> Entries:

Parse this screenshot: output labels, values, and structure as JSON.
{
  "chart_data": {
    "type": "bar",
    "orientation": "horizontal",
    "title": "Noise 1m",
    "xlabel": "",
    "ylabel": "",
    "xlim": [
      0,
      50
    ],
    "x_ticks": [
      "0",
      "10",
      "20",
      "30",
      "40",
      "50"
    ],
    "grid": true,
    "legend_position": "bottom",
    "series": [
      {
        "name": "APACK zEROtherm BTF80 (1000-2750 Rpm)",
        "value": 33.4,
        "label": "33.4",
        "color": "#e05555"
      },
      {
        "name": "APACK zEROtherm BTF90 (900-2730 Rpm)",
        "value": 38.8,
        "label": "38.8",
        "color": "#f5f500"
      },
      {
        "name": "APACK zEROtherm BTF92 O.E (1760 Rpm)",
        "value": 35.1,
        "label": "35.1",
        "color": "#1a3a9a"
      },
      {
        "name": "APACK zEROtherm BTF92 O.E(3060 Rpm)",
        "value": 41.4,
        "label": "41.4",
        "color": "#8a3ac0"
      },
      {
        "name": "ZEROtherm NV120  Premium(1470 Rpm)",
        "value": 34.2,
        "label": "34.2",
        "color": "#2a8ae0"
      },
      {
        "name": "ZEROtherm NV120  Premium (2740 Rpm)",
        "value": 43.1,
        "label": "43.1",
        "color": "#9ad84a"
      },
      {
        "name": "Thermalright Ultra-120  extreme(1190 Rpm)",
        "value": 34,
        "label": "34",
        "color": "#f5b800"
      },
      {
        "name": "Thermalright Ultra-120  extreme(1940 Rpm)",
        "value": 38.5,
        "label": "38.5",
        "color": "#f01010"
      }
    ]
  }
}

> Task prompt: Read the entries and show each line that mentions "Premium".

> The reply:
        "name": "ZEROtherm NV120  Premium(1470 Rpm)",
        "name": "ZEROtherm NV120  Premium (2740 Rpm)",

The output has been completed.